◆ To do ◆
Are you able to retype all the records below exactly?

◆ Records ◆
--------------------------------------------------

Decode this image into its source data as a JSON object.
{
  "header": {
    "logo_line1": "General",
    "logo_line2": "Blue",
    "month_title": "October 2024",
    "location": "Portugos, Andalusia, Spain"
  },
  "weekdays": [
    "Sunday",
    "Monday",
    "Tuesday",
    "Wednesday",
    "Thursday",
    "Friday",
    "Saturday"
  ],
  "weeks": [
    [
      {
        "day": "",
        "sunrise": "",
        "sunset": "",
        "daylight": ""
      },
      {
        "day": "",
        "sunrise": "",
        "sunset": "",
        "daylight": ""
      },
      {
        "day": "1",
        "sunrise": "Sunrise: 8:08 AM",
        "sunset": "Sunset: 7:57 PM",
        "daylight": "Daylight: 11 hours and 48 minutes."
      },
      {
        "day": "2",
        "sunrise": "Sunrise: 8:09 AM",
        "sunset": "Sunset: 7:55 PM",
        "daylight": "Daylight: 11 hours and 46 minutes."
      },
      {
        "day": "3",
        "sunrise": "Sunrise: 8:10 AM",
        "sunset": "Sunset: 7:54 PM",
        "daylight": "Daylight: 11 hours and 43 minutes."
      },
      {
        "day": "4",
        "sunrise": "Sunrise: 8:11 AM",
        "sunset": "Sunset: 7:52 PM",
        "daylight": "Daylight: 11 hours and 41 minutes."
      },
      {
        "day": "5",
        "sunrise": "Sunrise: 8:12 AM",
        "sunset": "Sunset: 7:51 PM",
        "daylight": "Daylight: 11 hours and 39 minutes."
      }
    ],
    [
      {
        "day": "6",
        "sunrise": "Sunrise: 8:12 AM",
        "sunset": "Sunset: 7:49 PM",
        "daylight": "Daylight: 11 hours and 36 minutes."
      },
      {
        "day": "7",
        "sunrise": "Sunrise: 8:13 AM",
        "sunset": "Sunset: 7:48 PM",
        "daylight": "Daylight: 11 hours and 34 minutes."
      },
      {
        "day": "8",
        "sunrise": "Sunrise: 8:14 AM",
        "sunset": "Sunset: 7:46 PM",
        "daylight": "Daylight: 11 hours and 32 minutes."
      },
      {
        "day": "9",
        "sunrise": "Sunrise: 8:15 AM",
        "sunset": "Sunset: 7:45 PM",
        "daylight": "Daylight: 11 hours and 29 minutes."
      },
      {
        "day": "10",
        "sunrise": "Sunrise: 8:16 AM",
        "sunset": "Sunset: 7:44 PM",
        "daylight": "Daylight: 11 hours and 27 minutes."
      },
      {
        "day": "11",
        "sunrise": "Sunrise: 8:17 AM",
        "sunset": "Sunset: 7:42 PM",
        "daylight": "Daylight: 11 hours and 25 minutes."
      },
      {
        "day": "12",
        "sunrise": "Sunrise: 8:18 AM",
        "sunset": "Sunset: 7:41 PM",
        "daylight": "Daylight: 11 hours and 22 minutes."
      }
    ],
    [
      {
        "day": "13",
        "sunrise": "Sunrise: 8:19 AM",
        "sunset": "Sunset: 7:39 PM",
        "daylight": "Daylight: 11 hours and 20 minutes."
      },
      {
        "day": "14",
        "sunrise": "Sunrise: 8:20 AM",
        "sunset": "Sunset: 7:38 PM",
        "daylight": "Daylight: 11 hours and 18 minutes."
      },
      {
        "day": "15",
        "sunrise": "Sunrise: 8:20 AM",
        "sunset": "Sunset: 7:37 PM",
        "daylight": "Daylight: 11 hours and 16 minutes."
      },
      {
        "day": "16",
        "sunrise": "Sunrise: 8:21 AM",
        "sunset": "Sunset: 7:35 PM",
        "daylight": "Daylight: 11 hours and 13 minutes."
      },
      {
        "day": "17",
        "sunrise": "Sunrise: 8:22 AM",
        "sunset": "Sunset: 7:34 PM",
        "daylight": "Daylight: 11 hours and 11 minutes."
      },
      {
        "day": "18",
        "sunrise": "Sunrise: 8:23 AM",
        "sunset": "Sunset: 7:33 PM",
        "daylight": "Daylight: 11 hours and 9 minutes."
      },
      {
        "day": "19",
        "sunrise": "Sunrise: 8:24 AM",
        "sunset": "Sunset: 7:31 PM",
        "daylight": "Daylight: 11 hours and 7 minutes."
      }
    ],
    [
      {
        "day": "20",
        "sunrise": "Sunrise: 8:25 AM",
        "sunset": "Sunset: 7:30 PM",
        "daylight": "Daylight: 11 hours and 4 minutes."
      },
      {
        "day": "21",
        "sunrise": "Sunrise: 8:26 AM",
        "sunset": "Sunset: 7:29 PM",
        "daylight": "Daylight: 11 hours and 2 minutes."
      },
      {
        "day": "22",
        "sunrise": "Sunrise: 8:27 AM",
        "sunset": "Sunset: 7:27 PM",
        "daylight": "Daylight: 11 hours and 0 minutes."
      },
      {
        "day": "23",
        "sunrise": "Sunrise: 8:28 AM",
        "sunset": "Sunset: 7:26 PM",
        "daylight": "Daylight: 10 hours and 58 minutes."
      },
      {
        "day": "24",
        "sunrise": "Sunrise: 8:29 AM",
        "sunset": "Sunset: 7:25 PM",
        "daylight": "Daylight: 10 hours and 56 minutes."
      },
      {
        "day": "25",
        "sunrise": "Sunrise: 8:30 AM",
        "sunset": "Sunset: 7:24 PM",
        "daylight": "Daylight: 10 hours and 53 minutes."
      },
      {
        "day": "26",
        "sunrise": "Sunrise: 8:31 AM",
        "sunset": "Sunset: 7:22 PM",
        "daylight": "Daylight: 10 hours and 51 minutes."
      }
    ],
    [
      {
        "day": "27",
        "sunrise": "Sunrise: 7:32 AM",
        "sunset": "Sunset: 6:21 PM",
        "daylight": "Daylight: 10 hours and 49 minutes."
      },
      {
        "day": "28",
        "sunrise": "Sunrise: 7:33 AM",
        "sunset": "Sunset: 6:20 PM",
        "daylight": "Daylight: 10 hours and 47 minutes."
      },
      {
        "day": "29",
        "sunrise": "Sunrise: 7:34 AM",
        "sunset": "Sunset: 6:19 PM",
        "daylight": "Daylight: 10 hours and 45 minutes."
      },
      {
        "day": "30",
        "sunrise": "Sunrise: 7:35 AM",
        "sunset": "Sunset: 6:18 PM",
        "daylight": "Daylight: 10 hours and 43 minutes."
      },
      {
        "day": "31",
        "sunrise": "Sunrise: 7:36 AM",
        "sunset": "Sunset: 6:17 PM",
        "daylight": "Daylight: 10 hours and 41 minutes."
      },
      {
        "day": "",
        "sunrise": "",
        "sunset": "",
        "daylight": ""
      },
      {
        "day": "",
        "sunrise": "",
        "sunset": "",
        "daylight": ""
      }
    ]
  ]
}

--------------------------------------------------

◆ Output ◆
Decode this image into its source data as a JSON object.
{
  "header": {
    "logo_line1": "General",
    "logo_line2": "Blue",
    "month_title": "October 2024",
    "location": "Portugos, Andalusia, Spain"
  },
  "weekdays": [
    "Sunday",
    "Monday",
    "Tuesday",
    "Wednesday",
    "Thursday",
    "Friday",
    "Saturday"
  ],
  "weeks": [
    [
      {
        "day": "",
        "sunrise": "",
        "sunset": "",
        "daylight": ""
      },
      {
        "day": "",
        "sunrise": "",
        "sunset": "",
        "daylight": ""
      },
      {
        "day": "1",
        "sunrise": "Sunrise: 8:08 AM",
        "sunset": "Sunset: 7:57 PM",
        "daylight": "Daylight: 11 hours and 48 minutes."
      },
      {
        "day": "2",
        "sunrise": "Sunrise: 8:09 AM",
        "sunset": "Sunset: 7:55 PM",
        "daylight": "Daylight: 11 hours and 46 minutes."
      },
      {
        "day": "3",
        "sunrise": "Sunrise: 8:10 AM",
        "sunset": "Sunset: 7:54 PM",
        "daylight": "Daylight: 11 hours and 43 minutes."
      },
      {
        "day": "4",
        "sunrise": "Sunrise: 8:11 AM",
        "sunset": "Sunset: 7:52 PM",
        "daylight": "Daylight: 11 hours and 41 minutes."
      },
      {
        "day": "5",
        "sunrise": "Sunrise: 8:12 AM",
        "sunset": "Sunset: 7:51 PM",
        "daylight": "Daylight: 11 hours and 39 minutes."
      }
    ],
    [
      {
        "day": "6",
        "sunrise": "Sunrise: 8:12 AM",
        "sunset": "Sunset: 7:49 PM",
        "daylight": "Daylight: 11 hours and 36 minutes."
      },
      {
        "day": "7",
        "sunrise": "Sunrise: 8:13 AM",
        "sunset": "Sunset: 7:48 PM",
        "daylight": "Daylight: 11 hours and 34 minutes."
      },
      {
        "day": "8",
        "sunrise": "Sunrise: 8:14 AM",
        "sunset": "Sunset: 7:46 PM",
        "daylight": "Daylight: 11 hours and 32 minutes."
      },
      {
        "day": "9",
        "sunrise": "Sunrise: 8:15 AM",
        "sunset": "Sunset: 7:45 PM",
        "daylight": "Daylight: 11 hours and 29 minutes."
      },
      {
        "day": "10",
        "sunrise": "Sunrise: 8:16 AM",
        "sunset": "Sunset: 7:44 PM",
        "daylight": "Daylight: 11 hours and 27 minutes."
      },
      {
        "day": "11",
        "sunrise": "Sunrise: 8:17 AM",
        "sunset": "Sunset: 7:42 PM",
        "daylight": "Daylight: 11 hours and 25 minutes."
      },
      {
        "day": "12",
        "sunrise": "Sunrise: 8:18 AM",
        "sunset": "Sunset: 7:41 PM",
        "daylight": "Daylight: 11 hours and 22 minutes."
      }
    ],
    [
      {
        "day": "13",
        "sunrise": "Sunrise: 8:19 AM",
        "sunset": "Sunset: 7:39 PM",
        "daylight": "Daylight: 11 hours and 20 minutes."
      },
      {
        "day": "14",
        "sunrise": "Sunrise: 8:20 AM",
        "sunset": "Sunset: 7:38 PM",
        "daylight": "Daylight: 11 hours and 18 minutes."
      },
      {
        "day": "15",
        "sunrise": "Sunrise: 8:20 AM",
        "sunset": "Sunset: 7:37 PM",
        "daylight": "Daylight: 11 hours and 16 minutes."
      },
      {
        "day": "16",
        "sunrise": "Sunrise: 8:21 AM",
        "sunset": "Sunset: 7:35 PM",
        "daylight": "Daylight: 11 hours and 13 minutes."
      },
      {
        "day": "17",
        "sunrise": "Sunrise: 8:22 AM",
        "sunset": "Sunset: 7:34 PM",
        "daylight": "Daylight: 11 hours and 11 minutes."
      },
      {
        "day": "18",
        "sunrise": "Sunrise: 8:23 AM",
        "sunset": "Sunset: 7:33 PM",
        "daylight": "Daylight: 11 hours and 9 minutes."
      },
      {
        "day": "19",
        "sunrise": "Sunrise: 8:24 AM",
        "sunset": "Sunset: 7:31 PM",
        "daylight": "Daylight: 11 hours and 7 minutes."
      }
    ],
    [
      {
        "day": "20",
        "sunrise": "Sunrise: 8:25 AM",
        "sunset": "Sunset: 7:30 PM",
        "daylight": "Daylight: 11 hours and 4 minutes."
      },
      {
        "day": "21",
        "sunrise": "Sunrise: 8:26 AM",
        "sunset": "Sunset: 7:29 PM",
        "daylight": "Daylight: 11 hours and 2 minutes."
      },
      {
        "day": "22",
        "sunrise": "Sunrise: 8:27 AM",
        "sunset": "Sunset: 7:27 PM",
        "daylight": "Daylight: 11 hours and 0 minutes."
      },
      {
        "day": "23",
        "sunrise": "Sunrise: 8:28 AM",
        "sunset": "Sunset: 7:26 PM",
        "daylight": "Daylight: 10 hours and 58 minutes."
      },
      {
        "day": "24",
        "sunrise": "Sunrise: 8:29 AM",
        "sunset": "Sunset: 7:25 PM",
        "daylight": "Daylight: 10 hours and 56 minutes."
      },
      {
        "day": "25",
        "sunrise": "Sunrise: 8:30 AM",
        "sunset": "Sunset: 7:24 PM",
        "daylight": "Daylight: 10 hours and 53 minutes."
      },
      {
        "day": "26",
        "sunrise": "Sunrise: 8:31 AM",
        "sunset": "Sunset: 7:22 PM",
        "daylight": "Daylight: 10 hours and 51 minutes."
      }
    ],
    [
      {
        "day": "27",
        "sunrise": "Sunrise: 7:32 AM",
        "sunset": "Sunset: 6:21 PM",
        "daylight": "Daylight: 10 hours and 49 minutes."
      },
      {
        "day": "28",
        "sunrise": "Sunrise: 7:33 AM",
        "sunset": "Sunset: 6:20 PM",
        "daylight": "Daylight: 10 hours and 47 minutes."
      },
      {
        "day": "29",
        "sunrise": "Sunrise: 7:34 AM",
        "sunset": "Sunset: 6:19 PM",
        "daylight": "Daylight: 10 hours and 45 minutes."
      },
      {
        "day": "30",
        "sunrise": "Sunrise: 7:35 AM",
        "sunset": "Sunset: 6:18 PM",
        "daylight": "Daylight: 10 hours and 43 minutes."
      },
      {
        "day": "31",
        "sunrise": "Sunrise: 7:36 AM",
        "sunset": "Sunset: 6:17 PM",
        "daylight": "Daylight: 10 hours and 41 minutes."
      },
      {
        "day": "",
        "sunrise": "",
        "sunset": "",
        "daylight": ""
      },
      {
        "day": "",
        "sunrise": "",
        "sunset": "",
        "daylight": ""
      }
    ]
  ]
}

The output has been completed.